*** GIVEN DATA
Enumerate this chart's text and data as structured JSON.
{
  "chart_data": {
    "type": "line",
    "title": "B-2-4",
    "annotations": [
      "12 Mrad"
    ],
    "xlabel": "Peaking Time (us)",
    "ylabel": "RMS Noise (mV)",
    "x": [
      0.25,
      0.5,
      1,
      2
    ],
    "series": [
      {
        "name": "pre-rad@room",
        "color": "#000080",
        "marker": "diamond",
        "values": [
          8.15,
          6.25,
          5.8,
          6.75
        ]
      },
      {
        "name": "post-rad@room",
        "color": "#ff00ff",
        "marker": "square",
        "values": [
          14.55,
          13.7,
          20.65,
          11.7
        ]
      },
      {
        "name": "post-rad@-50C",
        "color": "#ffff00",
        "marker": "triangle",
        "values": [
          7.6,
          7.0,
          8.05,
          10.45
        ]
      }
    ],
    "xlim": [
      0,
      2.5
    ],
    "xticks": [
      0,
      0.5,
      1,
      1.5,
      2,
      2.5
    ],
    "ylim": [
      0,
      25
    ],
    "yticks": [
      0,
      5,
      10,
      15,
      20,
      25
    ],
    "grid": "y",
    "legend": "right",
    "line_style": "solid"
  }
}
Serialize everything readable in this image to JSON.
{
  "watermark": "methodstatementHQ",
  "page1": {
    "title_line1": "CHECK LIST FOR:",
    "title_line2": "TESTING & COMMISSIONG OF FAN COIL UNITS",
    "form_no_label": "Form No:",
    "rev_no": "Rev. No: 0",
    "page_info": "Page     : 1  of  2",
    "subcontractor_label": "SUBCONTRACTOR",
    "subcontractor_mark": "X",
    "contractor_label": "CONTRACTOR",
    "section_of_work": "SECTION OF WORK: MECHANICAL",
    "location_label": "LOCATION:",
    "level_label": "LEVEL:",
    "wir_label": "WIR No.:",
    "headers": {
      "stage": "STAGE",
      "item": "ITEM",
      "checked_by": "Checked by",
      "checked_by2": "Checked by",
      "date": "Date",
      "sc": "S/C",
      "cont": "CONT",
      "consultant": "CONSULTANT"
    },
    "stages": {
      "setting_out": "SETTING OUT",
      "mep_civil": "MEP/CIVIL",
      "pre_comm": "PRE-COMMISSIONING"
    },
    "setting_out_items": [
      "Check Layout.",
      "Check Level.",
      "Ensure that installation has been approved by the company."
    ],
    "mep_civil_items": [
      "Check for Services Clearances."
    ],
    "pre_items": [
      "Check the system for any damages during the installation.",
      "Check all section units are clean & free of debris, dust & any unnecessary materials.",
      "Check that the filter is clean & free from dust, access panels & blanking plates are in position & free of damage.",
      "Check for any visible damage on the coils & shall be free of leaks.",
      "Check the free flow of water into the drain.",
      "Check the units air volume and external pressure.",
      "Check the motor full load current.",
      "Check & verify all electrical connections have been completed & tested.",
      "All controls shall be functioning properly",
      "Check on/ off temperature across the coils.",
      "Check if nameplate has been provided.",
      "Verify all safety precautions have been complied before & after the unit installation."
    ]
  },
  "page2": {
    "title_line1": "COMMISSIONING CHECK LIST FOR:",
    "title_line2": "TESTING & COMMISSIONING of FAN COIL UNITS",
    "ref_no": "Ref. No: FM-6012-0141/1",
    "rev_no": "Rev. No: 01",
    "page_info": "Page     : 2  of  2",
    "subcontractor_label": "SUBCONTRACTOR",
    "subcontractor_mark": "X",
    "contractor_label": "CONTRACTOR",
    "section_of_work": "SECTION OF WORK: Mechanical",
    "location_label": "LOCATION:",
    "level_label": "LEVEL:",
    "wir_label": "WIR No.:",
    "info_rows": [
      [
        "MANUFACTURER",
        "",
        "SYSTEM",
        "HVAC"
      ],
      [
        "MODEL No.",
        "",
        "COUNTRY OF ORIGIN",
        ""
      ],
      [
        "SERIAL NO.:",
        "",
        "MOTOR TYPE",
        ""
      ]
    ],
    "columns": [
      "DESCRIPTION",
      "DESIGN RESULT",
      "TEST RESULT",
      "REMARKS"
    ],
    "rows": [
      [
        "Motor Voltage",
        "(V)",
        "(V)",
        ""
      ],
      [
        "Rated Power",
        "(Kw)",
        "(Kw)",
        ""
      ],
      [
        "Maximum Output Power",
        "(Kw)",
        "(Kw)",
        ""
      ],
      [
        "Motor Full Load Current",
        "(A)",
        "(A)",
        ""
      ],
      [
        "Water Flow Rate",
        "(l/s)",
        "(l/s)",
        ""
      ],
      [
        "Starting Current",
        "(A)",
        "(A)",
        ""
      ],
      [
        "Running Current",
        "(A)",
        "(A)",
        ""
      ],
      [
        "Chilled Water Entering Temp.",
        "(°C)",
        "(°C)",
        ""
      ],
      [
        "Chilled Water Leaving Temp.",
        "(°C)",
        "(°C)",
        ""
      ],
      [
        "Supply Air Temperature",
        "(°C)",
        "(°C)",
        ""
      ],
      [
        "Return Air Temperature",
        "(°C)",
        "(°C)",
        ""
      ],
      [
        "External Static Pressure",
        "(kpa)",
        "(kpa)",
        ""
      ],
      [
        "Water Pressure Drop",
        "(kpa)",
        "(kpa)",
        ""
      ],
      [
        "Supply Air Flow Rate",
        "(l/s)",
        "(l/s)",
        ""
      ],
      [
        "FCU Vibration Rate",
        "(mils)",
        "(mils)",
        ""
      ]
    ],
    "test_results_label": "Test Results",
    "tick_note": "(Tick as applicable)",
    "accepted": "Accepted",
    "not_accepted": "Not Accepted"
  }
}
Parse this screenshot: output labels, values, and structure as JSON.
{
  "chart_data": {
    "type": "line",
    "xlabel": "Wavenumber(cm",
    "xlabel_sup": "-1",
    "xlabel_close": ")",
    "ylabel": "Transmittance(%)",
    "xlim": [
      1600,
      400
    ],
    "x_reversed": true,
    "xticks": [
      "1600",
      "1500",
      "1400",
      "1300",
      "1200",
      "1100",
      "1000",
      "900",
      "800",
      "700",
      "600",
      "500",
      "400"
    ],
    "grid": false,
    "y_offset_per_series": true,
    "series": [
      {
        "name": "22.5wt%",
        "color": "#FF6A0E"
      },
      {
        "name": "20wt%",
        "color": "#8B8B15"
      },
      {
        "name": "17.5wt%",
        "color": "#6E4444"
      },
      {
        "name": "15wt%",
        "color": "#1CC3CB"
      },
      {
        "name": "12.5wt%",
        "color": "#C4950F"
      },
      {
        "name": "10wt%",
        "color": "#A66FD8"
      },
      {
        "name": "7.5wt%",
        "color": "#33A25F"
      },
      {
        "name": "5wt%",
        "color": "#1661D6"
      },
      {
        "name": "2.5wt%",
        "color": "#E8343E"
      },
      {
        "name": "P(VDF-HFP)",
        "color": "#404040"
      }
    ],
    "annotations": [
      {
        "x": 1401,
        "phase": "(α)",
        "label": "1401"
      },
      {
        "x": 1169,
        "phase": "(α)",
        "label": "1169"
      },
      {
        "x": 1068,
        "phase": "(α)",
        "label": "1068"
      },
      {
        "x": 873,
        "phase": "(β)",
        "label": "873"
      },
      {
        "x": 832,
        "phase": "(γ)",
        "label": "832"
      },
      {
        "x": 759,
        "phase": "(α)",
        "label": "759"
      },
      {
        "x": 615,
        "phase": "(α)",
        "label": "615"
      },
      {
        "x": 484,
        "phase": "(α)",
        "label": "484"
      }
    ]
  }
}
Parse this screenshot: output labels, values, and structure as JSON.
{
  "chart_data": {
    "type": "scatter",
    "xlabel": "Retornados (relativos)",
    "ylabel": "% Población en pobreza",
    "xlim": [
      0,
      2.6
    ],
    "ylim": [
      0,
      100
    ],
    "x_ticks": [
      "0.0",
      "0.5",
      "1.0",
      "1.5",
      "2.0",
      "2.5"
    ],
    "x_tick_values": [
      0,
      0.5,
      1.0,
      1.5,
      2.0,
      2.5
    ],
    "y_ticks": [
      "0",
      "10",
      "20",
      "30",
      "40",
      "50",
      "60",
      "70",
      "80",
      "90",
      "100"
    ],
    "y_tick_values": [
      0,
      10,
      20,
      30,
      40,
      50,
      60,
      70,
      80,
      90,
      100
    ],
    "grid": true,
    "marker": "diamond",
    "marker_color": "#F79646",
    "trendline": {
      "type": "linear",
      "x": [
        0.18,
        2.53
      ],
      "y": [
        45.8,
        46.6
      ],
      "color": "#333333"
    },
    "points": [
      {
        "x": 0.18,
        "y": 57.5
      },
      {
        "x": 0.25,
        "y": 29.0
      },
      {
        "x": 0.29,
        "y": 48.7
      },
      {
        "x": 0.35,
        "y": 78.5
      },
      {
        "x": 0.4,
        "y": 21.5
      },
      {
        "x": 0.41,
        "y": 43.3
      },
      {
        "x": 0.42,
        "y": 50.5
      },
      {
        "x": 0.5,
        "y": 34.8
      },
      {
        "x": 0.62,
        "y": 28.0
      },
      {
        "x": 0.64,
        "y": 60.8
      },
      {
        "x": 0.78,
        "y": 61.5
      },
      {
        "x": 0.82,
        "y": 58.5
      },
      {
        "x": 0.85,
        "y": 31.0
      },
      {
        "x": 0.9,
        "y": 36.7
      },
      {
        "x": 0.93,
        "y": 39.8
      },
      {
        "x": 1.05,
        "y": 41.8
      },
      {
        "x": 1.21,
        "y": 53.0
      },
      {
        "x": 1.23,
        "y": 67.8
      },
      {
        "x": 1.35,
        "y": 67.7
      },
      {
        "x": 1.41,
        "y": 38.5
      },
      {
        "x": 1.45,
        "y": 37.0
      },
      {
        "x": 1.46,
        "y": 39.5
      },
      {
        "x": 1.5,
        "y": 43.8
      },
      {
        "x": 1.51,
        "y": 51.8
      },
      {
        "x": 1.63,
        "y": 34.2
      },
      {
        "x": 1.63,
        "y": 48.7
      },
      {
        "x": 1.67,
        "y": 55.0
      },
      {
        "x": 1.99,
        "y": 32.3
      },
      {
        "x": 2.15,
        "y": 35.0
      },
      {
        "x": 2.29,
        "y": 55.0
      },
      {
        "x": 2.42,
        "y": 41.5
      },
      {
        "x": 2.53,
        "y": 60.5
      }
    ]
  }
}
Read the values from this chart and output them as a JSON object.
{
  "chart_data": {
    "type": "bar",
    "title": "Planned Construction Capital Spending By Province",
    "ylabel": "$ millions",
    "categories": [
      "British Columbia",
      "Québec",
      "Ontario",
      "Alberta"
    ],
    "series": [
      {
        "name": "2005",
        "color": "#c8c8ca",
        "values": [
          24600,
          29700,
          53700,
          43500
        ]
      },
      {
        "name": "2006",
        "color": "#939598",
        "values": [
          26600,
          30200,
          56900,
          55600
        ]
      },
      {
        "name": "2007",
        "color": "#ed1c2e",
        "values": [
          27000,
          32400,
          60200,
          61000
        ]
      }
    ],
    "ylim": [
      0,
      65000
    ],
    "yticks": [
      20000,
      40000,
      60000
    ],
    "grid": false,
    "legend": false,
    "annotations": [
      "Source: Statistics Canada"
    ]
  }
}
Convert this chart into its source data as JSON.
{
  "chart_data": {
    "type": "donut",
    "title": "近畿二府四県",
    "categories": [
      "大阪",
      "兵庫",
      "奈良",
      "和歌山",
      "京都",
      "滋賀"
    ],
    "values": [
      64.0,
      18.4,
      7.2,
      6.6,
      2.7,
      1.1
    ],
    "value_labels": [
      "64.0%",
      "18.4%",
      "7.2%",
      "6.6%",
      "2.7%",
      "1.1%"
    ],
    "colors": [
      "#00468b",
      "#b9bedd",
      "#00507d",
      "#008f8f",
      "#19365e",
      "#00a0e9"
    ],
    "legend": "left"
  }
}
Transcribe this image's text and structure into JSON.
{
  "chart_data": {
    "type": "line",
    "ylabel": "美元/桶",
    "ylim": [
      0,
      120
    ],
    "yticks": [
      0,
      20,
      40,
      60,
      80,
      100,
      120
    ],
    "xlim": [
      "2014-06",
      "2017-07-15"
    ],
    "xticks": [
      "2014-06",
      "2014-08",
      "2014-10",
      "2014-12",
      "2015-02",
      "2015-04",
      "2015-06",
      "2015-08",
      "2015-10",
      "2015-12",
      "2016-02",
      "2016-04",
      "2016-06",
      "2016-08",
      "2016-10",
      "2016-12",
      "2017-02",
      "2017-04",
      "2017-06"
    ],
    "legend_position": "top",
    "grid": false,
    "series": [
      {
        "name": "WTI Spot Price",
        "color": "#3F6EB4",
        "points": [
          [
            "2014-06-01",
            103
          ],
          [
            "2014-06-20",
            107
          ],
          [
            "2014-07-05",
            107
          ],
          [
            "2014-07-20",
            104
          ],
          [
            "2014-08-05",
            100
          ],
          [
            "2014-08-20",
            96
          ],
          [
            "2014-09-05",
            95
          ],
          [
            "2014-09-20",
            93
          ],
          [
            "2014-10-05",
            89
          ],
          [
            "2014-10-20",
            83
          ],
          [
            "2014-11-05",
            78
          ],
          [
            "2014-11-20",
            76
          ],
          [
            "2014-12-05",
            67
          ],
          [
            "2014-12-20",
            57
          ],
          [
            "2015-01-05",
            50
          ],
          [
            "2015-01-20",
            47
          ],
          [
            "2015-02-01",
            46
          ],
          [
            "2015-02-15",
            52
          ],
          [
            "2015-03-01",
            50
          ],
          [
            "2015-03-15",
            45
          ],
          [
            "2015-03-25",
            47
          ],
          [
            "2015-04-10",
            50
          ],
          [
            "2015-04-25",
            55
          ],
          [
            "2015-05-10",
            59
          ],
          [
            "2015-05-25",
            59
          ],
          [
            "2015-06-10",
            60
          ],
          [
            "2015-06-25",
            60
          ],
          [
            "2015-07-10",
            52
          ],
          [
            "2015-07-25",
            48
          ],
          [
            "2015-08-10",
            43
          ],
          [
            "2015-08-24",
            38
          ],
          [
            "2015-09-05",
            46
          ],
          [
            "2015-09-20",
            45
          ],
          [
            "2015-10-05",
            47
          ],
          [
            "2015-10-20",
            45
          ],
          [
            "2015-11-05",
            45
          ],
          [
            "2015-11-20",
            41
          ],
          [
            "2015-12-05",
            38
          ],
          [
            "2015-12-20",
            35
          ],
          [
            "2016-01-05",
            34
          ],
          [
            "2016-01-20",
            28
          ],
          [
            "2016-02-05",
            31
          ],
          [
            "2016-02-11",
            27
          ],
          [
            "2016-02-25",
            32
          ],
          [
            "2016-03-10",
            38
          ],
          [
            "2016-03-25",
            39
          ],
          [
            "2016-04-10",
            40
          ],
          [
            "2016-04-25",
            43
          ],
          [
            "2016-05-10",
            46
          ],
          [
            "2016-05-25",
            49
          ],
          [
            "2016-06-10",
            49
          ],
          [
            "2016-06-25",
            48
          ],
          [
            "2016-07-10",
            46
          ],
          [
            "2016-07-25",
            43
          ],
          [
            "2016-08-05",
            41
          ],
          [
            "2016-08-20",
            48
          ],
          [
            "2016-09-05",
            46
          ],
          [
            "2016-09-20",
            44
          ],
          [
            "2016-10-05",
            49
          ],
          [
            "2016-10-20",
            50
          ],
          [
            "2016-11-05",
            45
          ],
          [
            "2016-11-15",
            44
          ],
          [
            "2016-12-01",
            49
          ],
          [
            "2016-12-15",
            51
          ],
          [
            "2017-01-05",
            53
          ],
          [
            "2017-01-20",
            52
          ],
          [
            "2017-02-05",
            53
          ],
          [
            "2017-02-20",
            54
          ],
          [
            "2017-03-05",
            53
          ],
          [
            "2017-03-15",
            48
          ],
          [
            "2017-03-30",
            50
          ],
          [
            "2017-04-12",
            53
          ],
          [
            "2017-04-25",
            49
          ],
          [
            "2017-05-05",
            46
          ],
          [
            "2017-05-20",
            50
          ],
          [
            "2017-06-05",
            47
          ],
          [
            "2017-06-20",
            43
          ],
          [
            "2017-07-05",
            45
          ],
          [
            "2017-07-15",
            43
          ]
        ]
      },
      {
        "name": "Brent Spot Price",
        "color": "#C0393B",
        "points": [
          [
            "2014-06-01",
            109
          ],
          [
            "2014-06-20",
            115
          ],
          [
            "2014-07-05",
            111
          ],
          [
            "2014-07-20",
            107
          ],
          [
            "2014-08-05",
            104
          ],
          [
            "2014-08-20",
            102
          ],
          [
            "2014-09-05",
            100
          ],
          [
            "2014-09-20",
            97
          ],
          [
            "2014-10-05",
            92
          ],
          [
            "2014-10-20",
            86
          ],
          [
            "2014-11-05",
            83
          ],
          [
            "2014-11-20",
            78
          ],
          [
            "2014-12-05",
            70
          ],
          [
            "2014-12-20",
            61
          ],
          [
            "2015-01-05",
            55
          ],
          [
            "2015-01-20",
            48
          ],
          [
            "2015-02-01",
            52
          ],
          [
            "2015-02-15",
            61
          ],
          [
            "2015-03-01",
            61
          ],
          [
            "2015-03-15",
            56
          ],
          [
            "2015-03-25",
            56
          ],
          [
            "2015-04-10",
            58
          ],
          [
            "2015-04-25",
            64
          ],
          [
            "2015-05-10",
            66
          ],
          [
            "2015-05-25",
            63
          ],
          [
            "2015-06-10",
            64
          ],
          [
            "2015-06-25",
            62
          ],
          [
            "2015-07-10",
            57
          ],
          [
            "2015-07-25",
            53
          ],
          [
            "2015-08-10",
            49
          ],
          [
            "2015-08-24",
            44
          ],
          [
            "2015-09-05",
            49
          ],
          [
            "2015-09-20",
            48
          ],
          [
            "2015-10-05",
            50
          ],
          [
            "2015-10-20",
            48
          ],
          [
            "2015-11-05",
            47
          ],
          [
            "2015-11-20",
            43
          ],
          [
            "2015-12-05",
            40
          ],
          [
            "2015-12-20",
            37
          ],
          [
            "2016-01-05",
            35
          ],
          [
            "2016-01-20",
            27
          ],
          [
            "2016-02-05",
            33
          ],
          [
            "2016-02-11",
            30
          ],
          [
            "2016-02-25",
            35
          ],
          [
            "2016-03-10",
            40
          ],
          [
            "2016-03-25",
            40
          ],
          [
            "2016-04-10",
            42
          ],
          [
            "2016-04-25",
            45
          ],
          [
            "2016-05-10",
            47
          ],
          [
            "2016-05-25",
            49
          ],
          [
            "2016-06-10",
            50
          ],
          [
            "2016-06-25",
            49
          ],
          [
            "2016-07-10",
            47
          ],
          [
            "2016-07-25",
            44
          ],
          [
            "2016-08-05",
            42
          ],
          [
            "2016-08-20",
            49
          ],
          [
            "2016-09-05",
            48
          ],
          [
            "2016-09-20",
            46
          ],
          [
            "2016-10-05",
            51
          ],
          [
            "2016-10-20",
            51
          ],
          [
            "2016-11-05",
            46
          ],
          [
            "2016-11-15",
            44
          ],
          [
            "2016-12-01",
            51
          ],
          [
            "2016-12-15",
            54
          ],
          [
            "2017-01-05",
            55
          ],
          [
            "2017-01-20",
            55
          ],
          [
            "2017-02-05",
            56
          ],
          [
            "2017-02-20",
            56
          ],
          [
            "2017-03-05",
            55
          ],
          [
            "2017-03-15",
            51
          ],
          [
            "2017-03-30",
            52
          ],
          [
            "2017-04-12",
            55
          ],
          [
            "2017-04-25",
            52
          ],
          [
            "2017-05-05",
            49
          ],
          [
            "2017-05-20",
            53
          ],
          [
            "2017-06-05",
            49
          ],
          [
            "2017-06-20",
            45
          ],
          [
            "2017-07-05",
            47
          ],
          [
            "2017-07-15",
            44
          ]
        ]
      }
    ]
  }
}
******
CHALLENGE.
Of the lines in the listing above, how many hold the string "from"? Reply with the number only.

ANSWER FOR THE TASK.
2